### EXERCISE AIM
Write out the entries again exactly as they are given.

○ ○ ○

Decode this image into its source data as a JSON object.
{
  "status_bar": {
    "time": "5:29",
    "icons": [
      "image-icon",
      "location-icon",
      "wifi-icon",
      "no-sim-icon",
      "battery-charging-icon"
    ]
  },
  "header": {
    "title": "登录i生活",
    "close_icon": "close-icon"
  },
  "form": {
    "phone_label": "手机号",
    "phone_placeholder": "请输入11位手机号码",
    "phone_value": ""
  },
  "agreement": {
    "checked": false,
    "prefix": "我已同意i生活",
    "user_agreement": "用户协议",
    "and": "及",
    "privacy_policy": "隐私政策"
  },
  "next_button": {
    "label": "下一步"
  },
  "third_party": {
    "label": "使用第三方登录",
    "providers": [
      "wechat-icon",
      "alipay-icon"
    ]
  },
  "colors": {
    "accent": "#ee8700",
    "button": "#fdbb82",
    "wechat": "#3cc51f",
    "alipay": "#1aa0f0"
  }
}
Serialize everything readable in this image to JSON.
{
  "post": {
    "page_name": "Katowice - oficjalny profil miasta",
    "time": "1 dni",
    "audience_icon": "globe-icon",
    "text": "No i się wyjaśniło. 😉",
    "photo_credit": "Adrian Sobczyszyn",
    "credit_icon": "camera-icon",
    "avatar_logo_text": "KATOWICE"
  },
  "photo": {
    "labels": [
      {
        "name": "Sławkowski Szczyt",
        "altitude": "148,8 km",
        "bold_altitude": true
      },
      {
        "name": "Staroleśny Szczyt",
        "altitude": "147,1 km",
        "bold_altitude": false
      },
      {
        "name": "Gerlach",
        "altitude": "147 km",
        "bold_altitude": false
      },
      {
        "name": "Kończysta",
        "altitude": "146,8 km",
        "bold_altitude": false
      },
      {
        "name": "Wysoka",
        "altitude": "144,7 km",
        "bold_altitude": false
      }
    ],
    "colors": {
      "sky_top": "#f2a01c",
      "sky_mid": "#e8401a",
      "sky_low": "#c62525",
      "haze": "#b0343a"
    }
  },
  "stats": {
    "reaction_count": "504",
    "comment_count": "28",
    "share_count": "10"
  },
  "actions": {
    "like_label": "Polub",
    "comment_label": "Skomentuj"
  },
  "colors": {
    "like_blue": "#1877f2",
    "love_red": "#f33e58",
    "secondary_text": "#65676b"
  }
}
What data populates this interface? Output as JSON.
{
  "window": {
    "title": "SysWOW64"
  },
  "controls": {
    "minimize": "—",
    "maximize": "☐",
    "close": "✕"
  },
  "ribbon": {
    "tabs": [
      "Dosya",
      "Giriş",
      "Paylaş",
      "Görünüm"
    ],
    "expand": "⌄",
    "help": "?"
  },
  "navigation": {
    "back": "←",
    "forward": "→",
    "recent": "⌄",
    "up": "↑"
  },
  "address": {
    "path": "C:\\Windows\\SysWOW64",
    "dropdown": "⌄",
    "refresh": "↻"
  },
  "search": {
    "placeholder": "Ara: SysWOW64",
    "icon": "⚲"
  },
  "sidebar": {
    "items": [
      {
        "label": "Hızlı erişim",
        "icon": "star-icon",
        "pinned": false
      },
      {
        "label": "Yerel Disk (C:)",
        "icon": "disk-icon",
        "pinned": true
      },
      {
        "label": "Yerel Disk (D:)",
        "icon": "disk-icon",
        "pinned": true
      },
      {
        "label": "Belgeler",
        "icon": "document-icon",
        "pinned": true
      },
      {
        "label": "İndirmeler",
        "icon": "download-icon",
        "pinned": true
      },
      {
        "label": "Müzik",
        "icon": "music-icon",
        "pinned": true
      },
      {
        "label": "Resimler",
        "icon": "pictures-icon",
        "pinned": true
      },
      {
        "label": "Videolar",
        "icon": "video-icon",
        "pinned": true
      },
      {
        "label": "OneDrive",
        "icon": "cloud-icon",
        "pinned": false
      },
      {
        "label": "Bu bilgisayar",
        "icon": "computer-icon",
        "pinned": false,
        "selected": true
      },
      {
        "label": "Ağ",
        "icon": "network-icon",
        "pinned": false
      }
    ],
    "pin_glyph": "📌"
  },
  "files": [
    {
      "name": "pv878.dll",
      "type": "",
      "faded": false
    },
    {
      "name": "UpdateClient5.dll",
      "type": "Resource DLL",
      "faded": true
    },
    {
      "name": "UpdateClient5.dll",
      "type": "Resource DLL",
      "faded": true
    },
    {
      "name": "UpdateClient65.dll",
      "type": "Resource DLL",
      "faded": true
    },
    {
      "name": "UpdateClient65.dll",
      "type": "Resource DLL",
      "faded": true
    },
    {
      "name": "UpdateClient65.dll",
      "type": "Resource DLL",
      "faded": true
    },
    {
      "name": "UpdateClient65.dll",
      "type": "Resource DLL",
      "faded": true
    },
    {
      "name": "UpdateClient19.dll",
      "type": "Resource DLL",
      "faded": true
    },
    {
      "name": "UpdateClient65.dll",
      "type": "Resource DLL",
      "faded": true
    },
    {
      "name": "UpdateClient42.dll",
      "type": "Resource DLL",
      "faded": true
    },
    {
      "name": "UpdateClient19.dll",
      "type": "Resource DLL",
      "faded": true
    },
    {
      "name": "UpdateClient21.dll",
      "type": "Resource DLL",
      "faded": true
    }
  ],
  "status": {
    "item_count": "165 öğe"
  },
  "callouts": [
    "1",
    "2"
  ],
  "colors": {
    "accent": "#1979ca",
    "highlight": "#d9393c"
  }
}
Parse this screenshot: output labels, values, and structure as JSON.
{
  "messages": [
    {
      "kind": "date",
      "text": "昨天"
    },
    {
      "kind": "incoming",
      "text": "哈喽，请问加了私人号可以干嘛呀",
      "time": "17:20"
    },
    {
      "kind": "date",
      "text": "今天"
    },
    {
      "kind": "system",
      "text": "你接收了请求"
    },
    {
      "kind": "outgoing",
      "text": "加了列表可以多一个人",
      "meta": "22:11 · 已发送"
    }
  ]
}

○ ○ ○

### EXERCISE RESULT
Decode this image into its source data as a JSON object.
{
  "status_bar": {
    "time": "5:29",
    "icons": [
      "image-icon",
      "location-icon",
      "wifi-icon",
      "no-sim-icon",
      "battery-charging-icon"
    ]
  },
  "header": {
    "title": "登录i生活",
    "close_icon": "close-icon"
  },
  "form": {
    "phone_label": "手机号",
    "phone_placeholder": "请输入11位手机号码",
    "phone_value": ""
  },
  "agreement": {
    "checked": false,
    "prefix": "我已同意i生活",
    "user_agreement": "用户协议",
    "and": "及",
    "privacy_policy": "隐私政策"
  },
  "next_button": {
    "label": "下一步"
  },
  "third_party": {
    "label": "使用第三方登录",
    "providers": [
      "wechat-icon",
      "alipay-icon"
    ]
  },
  "colors": {
    "accent": "#ee8700",
    "button": "#fdbb82",
    "wechat": "#3cc51f",
    "alipay": "#1aa0f0"
  }
}
Serialize everything readable in this image to JSON.
{
  "post": {
    "page_name": "Katowice - oficjalny profil miasta",
    "time": "1 dni",
    "audience_icon": "globe-icon",
    "text": "No i się wyjaśniło. 😉",
    "photo_credit": "Adrian Sobczyszyn",
    "credit_icon": "camera-icon",
    "avatar_logo_text": "KATOWICE"
  },
  "photo": {
    "labels": [
      {
        "name": "Sławkowski Szczyt",
        "altitude": "148,8 km",
        "bold_altitude": true
      },
      {
        "name": "Staroleśny Szczyt",
        "altitude": "147,1 km",
        "bold_altitude": false
      },
      {
        "name": "Gerlach",
        "altitude": "147 km",
        "bold_altitude": false
      },
      {
        "name": "Kończysta",
        "altitude": "146,8 km",
        "bold_altitude": false
      },
      {
        "name": "Wysoka",
        "altitude": "144,7 km",
        "bold_altitude": false
      }
    ],
    "colors": {
      "sky_top": "#f2a01c",
      "sky_mid": "#e8401a",
      "sky_low": "#c62525",
      "haze": "#b0343a"
    }
  },
  "stats": {
    "reaction_count": "504",
    "comment_count": "28",
    "share_count": "10"
  },
  "actions": {
    "like_label": "Polub",
    "comment_label": "Skomentuj"
  },
  "colors": {
    "like_blue": "#1877f2",
    "love_red": "#f33e58",
    "secondary_text": "#65676b"
  }
}
What data populates this interface? Output as JSON.
{
  "window": {
    "title": "SysWOW64"
  },
  "controls": {
    "minimize": "—",
    "maximize": "☐",
    "close": "✕"
  },
  "ribbon": {
    "tabs": [
      "Dosya",
      "Giriş",
      "Paylaş",
      "Görünüm"
    ],
    "expand": "⌄",
    "help": "?"
  },
  "navigation": {
    "back": "←",
    "forward": "→",
    "recent": "⌄",
    "up": "↑"
  },
  "address": {
    "path": "C:\\Windows\\SysWOW64",
    "dropdown": "⌄",
    "refresh": "↻"
  },
  "search": {
    "placeholder": "Ara: SysWOW64",
    "icon": "⚲"
  },
  "sidebar": {
    "items": [
      {
        "label": "Hızlı erişim",
        "icon": "star-icon",
        "pinned": false
      },
      {
        "label": "Yerel Disk (C:)",
        "icon": "disk-icon",
        "pinned": true
      },
      {
        "label": "Yerel Disk (D:)",
        "icon": "disk-icon",
        "pinned": true
      },
      {
        "label": "Belgeler",
        "icon": "document-icon",
        "pinned": true
      },
      {
        "label": "İndirmeler",
        "icon": "download-icon",
        "pinned": true
      },
      {
        "label": "Müzik",
        "icon": "music-icon",
        "pinned": true
      },
      {
        "label": "Resimler",
        "icon": "pictures-icon",
        "pinned": true
      },
      {
        "label": "Videolar",
        "icon": "video-icon",
        "pinned": true
      },
      {
        "label": "OneDrive",
        "icon": "cloud-icon",
        "pinned": false
      },
      {
        "label": "Bu bilgisayar",
        "icon": "computer-icon",
        "pinned": false,
        "selected": true
      },
      {
        "label": "Ağ",
        "icon": "network-icon",
        "pinned": false
      }
    ],
    "pin_glyph": "📌"
  },
  "files": [
    {
      "name": "pv878.dll",
      "type": "",
      "faded": false
    },
    {
      "name": "UpdateClient5.dll",
      "type": "Resource DLL",
      "faded": true
    },
    {
      "name": "UpdateClient5.dll",
      "type": "Resource DLL",
      "faded": true
    },
    {
      "name": "UpdateClient65.dll",
      "type": "Resource DLL",
      "faded": true
    },
    {
      "name": "UpdateClient65.dll",
      "type": "Resource DLL",
      "faded": true
    },
    {
      "name": "UpdateClient65.dll",
      "type": "Resource DLL",
      "faded": true
    },
    {
      "name": "UpdateClient65.dll",
      "type": "Resource DLL",
      "faded": true
    },
    {
      "name": "UpdateClient19.dll",
      "type": "Resource DLL",
      "faded": true
    },
    {
      "name": "UpdateClient65.dll",
      "type": "Resource DLL",
      "faded": true
    },
    {
      "name": "UpdateClient42.dll",
      "type": "Resource DLL",
      "faded": true
    },
    {
      "name": "UpdateClient19.dll",
      "type": "Resource DLL",
      "faded": true
    },
    {
      "name": "UpdateClient21.dll",
      "type": "Resource DLL",
      "faded": true
    }
  ],
  "status": {
    "item_count": "165 öğe"
  },
  "callouts": [
    "1",
    "2"
  ],
  "colors": {
    "accent": "#1979ca",
    "highlight": "#d9393c"
  }
}
Parse this screenshot: output labels, values, and structure as JSON.
{
  "messages": [
    {
      "kind": "date",
      "text": "昨天"
    },
    {
      "kind": "incoming",
      "text": "哈喽，请问加了私人号可以干嘛呀",
      "time": "17:20"
    },
    {
      "kind": "date",
      "text": "今天"
    },
    {
      "kind": "system",
      "text": "你接收了请求"
    },
    {
      "kind": "outgoing",
      "text": "加了列表可以多一个人",
      "meta": "22:11 · 已发送"
    }
  ]
}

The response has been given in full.